▸ **Directions for this task**:
Each entry here needs to be set down again exactly, please; pictures are left out.

▸ **Items from a data source**:
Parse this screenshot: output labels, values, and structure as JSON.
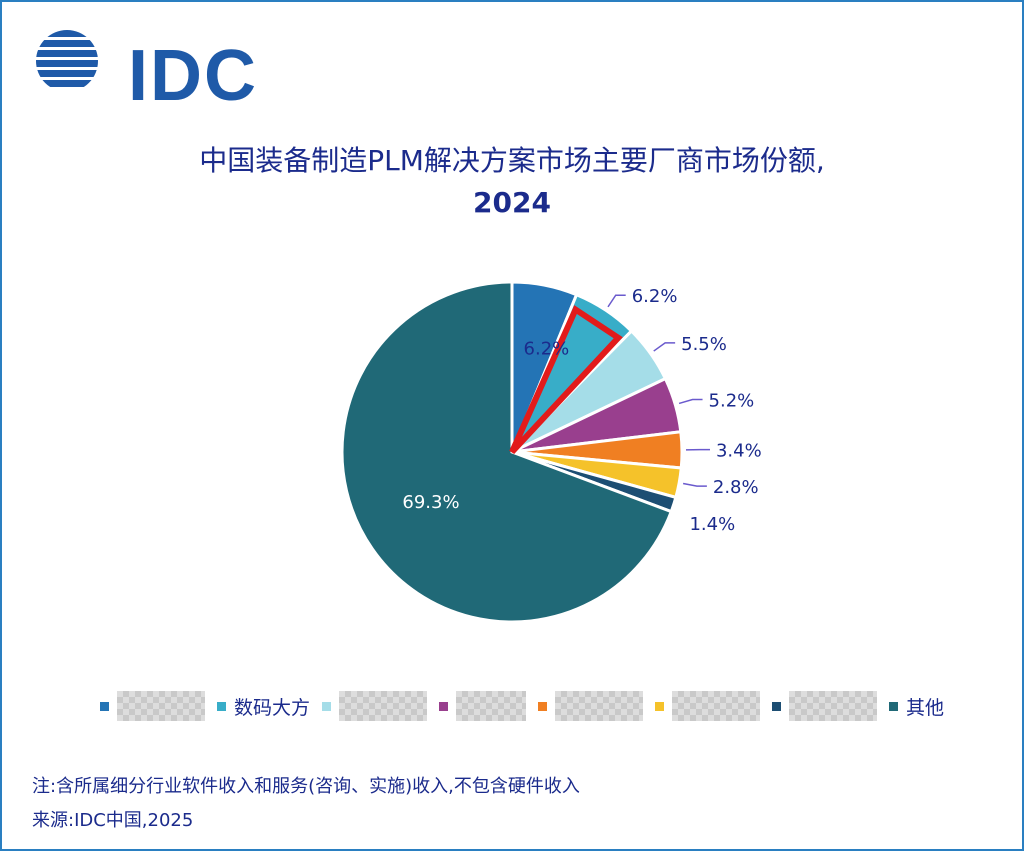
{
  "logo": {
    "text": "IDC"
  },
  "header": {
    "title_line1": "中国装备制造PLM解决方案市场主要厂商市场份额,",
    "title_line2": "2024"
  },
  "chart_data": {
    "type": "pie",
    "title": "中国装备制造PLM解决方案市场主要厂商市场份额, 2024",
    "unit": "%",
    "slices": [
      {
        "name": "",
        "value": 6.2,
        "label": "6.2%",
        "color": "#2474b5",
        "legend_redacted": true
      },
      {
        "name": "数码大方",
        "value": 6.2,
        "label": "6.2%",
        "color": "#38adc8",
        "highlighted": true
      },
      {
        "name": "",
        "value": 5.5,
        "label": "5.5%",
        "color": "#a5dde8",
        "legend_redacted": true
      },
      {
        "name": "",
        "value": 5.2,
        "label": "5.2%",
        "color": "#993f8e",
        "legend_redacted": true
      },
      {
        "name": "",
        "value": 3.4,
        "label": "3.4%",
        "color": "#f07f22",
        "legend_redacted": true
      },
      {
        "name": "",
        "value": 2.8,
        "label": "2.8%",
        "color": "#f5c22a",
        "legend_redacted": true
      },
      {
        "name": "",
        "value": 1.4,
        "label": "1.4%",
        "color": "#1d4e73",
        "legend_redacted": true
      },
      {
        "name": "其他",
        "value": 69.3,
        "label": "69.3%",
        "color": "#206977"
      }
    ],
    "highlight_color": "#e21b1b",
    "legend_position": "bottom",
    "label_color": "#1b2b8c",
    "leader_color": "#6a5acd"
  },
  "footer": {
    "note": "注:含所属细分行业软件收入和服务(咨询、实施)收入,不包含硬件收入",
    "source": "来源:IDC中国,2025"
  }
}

▸ **Exercise response**:
Parse this screenshot: output labels, values, and structure as JSON.
{
  "logo": {
    "text": "IDC"
  },
  "header": {
    "title_line1": "中国装备制造PLM解决方案市场主要厂商市场份额,",
    "title_line2": "2024"
  },
  "chart_data": {
    "type": "pie",
    "title": "中国装备制造PLM解决方案市场主要厂商市场份额, 2024",
    "unit": "%",
    "slices": [
      {
        "name": "",
        "value": 6.2,
        "label": "6.2%",
        "color": "#2474b5",
        "legend_redacted": true
      },
      {
        "name": "数码大方",
        "value": 6.2,
        "label": "6.2%",
        "color": "#38adc8",
        "highlighted": true
      },
      {
        "name": "",
        "value": 5.5,
        "label": "5.5%",
        "color": "#a5dde8",
        "legend_redacted": true
      },
      {
        "name": "",
        "value": 5.2,
        "label": "5.2%",
        "color": "#993f8e",
        "legend_redacted": true
      },
      {
        "name": "",
        "value": 3.4,
        "label": "3.4%",
        "color": "#f07f22",
        "legend_redacted": true
      },
      {
        "name": "",
        "value": 2.8,
        "label": "2.8%",
        "color": "#f5c22a",
        "legend_redacted": true
      },
      {
        "name": "",
        "value": 1.4,
        "label": "1.4%",
        "color": "#1d4e73",
        "legend_redacted": true
      },
      {
        "name": "其他",
        "value": 69.3,
        "label": "69.3%",
        "color": "#206977"
      }
    ],
    "highlight_color": "#e21b1b",
    "legend_position": "bottom",
    "label_color": "#1b2b8c",
    "leader_color": "#6a5acd"
  },
  "footer": {
    "note": "注:含所属细分行业软件收入和服务(咨询、实施)收入,不包含硬件收入",
    "source": "来源:IDC中国,2025"
  }
}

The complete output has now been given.